» Material shown
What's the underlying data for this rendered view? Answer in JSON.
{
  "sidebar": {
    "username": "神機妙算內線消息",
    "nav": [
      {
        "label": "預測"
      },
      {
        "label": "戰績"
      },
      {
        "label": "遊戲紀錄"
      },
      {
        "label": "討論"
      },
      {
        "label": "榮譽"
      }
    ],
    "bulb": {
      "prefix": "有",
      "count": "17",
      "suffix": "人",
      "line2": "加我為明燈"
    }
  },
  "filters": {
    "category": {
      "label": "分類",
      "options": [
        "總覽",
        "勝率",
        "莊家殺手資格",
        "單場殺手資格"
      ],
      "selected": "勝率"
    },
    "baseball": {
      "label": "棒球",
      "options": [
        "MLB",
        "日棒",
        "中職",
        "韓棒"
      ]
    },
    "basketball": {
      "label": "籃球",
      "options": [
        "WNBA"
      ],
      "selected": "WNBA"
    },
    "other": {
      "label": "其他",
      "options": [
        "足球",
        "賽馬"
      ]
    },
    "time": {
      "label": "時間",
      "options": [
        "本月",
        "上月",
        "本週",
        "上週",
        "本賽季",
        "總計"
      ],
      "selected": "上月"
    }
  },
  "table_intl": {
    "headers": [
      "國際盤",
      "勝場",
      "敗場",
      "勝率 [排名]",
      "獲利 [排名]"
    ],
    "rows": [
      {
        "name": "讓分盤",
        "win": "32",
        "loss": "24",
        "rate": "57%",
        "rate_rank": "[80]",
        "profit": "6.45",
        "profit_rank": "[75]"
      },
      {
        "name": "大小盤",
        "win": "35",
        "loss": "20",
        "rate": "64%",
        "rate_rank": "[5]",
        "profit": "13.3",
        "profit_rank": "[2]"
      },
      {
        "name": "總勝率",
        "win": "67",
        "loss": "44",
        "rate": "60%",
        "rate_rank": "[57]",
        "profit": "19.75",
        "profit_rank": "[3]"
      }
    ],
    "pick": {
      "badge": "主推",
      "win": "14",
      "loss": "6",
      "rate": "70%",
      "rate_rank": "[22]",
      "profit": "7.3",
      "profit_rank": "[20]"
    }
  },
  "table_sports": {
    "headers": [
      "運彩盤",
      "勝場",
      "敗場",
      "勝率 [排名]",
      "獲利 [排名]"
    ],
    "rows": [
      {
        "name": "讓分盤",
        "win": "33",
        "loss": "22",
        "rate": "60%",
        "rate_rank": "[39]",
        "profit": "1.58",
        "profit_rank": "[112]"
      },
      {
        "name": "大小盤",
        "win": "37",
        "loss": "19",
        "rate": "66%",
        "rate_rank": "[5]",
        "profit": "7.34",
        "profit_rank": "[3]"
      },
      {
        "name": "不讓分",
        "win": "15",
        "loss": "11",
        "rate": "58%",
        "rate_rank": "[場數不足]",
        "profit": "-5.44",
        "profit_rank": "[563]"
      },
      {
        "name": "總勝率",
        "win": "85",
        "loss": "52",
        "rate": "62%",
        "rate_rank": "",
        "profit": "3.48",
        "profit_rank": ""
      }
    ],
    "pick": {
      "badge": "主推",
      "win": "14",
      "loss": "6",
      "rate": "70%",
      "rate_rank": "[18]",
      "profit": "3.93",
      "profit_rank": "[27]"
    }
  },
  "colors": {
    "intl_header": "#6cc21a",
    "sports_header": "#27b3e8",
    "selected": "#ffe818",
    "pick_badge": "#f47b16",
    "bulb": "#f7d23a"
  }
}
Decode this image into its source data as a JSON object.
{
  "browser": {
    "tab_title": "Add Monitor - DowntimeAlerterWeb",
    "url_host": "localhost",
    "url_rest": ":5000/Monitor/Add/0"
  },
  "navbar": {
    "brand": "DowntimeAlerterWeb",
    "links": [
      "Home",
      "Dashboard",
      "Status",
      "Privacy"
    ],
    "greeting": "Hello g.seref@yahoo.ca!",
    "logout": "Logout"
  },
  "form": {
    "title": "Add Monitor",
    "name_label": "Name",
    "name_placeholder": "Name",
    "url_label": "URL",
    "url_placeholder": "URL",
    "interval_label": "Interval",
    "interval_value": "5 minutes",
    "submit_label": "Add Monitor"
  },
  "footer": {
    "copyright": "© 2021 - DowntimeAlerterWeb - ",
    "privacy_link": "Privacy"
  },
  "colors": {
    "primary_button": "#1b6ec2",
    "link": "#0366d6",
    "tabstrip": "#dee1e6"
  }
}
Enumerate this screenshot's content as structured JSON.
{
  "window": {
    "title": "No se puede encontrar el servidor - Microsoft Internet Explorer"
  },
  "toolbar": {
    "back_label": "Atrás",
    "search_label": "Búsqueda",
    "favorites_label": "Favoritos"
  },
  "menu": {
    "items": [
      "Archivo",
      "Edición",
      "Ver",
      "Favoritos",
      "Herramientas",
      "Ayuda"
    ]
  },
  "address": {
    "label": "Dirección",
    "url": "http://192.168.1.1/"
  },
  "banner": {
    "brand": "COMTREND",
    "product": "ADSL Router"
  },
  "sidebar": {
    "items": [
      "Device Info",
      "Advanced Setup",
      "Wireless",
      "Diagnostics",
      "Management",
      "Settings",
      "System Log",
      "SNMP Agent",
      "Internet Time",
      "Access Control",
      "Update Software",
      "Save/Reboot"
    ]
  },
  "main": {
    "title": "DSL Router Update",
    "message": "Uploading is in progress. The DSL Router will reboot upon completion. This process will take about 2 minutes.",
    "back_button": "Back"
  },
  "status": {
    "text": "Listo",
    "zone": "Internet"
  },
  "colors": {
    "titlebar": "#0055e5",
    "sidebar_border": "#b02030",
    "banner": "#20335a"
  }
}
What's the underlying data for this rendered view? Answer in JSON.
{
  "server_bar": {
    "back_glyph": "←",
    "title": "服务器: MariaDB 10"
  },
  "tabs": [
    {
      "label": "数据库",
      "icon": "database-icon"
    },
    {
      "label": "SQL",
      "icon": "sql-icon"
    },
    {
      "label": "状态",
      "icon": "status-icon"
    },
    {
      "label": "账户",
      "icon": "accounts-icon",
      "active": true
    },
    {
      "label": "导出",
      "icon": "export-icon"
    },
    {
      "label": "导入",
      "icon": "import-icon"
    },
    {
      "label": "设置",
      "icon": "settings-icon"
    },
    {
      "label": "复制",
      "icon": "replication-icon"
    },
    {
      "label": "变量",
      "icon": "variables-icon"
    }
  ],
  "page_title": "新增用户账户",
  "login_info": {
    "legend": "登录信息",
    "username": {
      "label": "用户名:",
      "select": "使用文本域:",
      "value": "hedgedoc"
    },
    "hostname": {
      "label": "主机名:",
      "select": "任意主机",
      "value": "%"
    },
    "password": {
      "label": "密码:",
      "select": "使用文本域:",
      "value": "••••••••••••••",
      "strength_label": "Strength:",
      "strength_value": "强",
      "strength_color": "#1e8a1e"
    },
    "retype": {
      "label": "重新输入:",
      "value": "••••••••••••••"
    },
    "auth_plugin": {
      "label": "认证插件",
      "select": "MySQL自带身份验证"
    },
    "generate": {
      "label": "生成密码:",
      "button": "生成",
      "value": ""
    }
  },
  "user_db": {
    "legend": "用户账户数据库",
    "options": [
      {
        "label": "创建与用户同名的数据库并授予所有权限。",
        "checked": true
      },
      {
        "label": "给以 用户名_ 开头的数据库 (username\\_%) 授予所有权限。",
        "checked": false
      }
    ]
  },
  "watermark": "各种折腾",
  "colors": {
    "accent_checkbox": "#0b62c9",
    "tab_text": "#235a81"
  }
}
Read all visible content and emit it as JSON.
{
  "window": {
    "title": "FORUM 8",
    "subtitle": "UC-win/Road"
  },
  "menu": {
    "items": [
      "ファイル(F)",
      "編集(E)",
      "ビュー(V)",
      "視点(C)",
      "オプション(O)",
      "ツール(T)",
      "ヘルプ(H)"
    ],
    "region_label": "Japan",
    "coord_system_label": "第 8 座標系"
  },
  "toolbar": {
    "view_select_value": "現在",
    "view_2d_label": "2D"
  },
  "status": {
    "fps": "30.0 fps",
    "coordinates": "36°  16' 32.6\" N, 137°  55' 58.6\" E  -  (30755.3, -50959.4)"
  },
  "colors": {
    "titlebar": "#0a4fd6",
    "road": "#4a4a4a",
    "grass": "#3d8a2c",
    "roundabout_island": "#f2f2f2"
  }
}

» Directive
Copy each line above that contains the string "icon".

» Response to the exercise
      "icon": "database-icon"
      "icon": "sql-icon"
      "icon": "status-icon"
      "icon": "accounts-icon",
      "icon": "export-icon"
      "icon": "import-icon"
      "icon": "settings-icon"
      "icon": "replication-icon"
      "icon": "variables-icon"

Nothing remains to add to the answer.